**EXTRACTED MATERIAL**
● ● ● ● ●
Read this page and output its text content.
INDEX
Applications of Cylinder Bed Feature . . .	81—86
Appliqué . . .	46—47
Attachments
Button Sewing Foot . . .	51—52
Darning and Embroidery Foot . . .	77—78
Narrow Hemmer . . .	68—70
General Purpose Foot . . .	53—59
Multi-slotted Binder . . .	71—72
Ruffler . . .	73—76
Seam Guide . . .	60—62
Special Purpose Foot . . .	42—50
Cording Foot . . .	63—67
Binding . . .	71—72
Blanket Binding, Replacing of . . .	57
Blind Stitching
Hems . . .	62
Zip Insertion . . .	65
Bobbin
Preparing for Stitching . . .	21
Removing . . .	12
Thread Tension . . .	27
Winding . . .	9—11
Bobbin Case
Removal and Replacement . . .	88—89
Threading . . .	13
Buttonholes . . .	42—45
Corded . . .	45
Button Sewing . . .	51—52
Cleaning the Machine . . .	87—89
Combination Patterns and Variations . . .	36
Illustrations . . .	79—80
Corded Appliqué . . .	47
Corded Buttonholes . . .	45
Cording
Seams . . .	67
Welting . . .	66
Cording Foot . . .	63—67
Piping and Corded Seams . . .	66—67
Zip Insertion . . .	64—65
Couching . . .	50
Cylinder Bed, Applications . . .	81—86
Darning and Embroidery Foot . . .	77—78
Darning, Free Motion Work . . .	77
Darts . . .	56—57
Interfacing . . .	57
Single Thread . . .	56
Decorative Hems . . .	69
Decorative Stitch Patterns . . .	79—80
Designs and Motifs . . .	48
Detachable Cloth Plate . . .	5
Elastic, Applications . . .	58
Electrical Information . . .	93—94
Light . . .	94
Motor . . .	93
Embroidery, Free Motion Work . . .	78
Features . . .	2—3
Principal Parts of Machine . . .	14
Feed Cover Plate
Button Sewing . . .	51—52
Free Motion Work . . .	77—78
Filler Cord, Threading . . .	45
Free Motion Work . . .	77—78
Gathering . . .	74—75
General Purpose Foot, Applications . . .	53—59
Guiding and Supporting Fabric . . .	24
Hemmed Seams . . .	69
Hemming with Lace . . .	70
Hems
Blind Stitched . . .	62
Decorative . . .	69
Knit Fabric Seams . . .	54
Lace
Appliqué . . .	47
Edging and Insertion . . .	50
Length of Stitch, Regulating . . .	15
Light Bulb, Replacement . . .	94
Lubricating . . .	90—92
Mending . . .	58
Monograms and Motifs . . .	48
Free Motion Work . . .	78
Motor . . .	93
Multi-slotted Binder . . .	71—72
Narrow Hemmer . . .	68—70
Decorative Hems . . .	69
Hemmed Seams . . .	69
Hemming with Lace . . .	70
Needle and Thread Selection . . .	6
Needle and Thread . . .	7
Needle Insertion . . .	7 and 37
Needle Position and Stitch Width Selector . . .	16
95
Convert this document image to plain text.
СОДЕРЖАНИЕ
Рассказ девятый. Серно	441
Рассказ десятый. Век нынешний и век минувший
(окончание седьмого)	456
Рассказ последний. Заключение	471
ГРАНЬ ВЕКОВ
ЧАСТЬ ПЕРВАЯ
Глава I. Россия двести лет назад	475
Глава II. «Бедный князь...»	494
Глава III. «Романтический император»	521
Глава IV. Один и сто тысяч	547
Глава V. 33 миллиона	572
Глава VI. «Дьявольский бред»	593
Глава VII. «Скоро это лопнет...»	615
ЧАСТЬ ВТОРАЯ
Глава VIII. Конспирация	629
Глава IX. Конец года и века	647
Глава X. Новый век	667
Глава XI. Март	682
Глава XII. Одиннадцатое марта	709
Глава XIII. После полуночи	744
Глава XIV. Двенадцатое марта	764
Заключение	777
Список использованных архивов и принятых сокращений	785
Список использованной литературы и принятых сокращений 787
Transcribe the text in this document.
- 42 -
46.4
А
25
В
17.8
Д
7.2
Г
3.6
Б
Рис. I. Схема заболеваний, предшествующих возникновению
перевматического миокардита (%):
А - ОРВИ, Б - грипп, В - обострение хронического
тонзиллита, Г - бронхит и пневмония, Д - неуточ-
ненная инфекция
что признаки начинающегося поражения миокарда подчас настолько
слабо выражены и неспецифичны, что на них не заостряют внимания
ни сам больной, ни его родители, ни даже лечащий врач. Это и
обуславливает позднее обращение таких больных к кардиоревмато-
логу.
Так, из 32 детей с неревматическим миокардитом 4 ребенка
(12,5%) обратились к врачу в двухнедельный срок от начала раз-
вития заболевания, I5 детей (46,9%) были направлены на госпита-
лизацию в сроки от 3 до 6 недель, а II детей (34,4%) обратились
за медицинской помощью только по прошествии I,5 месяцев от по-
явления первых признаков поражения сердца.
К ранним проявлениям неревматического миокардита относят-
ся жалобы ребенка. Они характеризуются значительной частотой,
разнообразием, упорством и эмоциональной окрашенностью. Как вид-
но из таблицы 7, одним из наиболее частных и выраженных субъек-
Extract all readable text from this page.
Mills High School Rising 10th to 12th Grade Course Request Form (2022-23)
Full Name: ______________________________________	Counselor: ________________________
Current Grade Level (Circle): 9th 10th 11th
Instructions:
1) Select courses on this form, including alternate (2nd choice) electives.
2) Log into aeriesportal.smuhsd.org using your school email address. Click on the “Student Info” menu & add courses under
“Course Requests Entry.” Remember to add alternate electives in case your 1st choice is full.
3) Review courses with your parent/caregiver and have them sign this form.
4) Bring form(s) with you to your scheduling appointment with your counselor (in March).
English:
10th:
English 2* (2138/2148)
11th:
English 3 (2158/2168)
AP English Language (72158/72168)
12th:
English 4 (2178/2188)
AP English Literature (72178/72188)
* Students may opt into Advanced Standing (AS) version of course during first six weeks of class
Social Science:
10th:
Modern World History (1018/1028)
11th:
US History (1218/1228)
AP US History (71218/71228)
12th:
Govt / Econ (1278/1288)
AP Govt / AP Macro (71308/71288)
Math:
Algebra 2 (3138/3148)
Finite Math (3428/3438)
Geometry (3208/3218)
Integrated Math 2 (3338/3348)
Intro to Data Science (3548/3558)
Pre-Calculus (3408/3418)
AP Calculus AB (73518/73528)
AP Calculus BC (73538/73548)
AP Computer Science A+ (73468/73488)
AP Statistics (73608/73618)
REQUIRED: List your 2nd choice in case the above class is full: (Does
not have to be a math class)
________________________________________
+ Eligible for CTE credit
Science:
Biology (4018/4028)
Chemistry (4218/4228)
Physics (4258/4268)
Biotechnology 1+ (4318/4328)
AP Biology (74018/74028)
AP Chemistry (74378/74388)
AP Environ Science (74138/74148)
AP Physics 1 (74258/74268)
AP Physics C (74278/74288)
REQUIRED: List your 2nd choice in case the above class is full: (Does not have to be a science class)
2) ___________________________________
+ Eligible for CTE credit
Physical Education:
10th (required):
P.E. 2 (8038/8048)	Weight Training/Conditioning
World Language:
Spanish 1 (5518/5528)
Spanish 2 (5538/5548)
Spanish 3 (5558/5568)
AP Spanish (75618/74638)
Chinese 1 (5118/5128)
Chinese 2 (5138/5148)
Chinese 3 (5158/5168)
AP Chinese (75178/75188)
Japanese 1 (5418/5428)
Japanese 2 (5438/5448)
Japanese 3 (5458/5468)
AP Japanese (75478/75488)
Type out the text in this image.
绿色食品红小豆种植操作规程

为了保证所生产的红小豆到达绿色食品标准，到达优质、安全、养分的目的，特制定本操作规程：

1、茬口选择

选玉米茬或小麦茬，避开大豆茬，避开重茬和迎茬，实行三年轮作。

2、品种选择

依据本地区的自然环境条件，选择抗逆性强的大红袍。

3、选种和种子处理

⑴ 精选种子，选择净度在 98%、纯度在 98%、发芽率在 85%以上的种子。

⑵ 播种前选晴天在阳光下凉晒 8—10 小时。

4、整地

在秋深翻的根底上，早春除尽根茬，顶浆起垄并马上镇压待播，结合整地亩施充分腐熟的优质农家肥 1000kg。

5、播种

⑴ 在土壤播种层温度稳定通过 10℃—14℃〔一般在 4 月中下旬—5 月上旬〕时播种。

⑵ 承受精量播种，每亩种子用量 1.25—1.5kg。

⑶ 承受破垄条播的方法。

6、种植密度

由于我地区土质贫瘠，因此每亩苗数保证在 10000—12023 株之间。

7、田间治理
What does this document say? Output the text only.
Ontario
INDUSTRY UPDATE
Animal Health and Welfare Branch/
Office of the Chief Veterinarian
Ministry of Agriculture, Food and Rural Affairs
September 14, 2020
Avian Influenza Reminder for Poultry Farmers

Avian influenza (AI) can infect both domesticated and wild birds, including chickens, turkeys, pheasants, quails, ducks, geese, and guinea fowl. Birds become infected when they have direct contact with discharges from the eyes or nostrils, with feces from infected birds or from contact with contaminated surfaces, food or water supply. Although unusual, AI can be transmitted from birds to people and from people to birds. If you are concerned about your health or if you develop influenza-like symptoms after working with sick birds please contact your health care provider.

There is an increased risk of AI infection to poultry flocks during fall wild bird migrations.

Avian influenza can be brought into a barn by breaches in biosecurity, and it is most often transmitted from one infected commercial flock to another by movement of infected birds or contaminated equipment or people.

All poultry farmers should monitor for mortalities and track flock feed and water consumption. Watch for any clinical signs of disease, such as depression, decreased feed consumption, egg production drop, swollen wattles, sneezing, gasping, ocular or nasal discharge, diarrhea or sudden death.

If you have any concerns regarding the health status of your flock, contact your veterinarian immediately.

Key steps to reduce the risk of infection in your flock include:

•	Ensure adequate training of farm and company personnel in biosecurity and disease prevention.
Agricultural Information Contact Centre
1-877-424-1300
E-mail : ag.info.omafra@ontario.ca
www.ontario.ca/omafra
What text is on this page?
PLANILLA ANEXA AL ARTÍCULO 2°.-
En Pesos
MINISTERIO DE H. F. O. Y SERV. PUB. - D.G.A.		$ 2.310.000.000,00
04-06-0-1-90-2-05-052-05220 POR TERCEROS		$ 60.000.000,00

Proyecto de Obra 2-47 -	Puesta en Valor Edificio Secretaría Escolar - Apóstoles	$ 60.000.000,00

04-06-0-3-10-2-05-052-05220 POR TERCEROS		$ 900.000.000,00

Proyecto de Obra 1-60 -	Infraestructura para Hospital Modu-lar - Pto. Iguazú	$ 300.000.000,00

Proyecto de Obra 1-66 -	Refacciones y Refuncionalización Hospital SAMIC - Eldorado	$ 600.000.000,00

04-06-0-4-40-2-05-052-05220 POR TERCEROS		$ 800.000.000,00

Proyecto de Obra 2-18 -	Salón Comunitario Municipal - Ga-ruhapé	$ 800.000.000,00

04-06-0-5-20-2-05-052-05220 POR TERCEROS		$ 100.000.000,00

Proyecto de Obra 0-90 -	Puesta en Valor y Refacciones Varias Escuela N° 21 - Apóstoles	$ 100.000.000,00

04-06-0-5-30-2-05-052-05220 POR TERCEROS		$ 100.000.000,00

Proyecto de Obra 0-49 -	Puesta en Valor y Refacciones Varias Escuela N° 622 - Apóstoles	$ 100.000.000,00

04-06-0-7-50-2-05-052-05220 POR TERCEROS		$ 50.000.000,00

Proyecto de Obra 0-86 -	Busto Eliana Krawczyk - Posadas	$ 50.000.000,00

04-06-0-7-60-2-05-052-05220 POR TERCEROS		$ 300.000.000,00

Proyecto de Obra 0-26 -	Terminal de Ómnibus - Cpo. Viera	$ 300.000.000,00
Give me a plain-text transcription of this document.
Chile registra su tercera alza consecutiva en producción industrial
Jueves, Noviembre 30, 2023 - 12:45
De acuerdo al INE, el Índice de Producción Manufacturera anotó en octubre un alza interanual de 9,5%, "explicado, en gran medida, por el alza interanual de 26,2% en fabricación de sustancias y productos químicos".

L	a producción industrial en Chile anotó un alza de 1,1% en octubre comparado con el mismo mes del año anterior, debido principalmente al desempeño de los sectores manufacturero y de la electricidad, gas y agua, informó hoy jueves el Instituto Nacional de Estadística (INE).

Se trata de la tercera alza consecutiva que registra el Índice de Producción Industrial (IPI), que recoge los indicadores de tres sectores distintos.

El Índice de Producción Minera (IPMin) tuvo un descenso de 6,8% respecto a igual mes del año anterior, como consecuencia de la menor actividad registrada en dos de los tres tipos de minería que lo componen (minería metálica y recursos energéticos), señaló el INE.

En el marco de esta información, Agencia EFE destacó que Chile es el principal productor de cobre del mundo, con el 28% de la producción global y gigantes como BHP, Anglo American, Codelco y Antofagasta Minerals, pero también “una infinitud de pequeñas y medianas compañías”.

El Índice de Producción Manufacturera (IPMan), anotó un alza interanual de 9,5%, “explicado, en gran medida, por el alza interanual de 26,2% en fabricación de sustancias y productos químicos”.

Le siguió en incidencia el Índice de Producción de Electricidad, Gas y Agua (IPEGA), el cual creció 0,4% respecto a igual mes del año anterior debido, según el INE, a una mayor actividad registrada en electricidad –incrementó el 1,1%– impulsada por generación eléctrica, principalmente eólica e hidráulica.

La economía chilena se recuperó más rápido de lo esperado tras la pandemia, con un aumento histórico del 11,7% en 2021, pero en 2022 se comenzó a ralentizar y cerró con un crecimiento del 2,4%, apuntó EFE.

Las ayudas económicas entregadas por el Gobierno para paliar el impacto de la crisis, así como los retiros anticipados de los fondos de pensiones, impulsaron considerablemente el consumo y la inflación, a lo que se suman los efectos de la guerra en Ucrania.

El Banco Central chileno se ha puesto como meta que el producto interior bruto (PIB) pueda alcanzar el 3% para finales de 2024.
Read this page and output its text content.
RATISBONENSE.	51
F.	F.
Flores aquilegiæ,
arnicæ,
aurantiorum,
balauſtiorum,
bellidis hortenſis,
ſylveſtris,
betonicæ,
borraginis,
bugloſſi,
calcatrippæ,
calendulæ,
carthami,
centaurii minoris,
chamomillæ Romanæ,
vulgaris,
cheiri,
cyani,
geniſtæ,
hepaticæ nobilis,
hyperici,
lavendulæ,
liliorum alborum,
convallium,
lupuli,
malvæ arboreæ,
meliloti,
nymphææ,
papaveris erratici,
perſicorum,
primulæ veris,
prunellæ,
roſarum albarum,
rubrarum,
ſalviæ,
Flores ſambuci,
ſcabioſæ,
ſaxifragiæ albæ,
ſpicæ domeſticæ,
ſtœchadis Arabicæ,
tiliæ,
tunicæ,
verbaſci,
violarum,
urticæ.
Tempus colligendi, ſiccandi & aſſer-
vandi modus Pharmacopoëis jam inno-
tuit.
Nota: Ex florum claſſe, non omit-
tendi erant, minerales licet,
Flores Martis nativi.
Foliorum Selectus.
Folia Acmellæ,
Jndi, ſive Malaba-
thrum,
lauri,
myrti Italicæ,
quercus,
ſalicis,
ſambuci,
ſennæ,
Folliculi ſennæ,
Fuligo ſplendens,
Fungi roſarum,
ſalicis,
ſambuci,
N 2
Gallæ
● ● ● ● ●
**DIRECTIONS**
Search the listing for the string "people". Copy each line where it turns up.

**EXERCISE OUTPUT**
Avian influenza (AI) can infect both domesticated and wild birds, including chickens, turkeys, pheasants, quails, ducks, geese, and guinea fowl. Birds become infected when they have direct contact with discharges from the eyes or nostrils, with feces from infected birds or from contact with contaminated surfaces, food or water supply. Although unusual, AI can be transmitted from birds to people and from people to birds. If you are concerned about your health or if you develop influenza-like symptoms after working with sick birds please contact your health care provider.
Avian influenza can be brought into a barn by breaches in biosecurity, and it is most often transmitted from one infected commercial flock to another by movement of infected birds or contaminated equipment or people.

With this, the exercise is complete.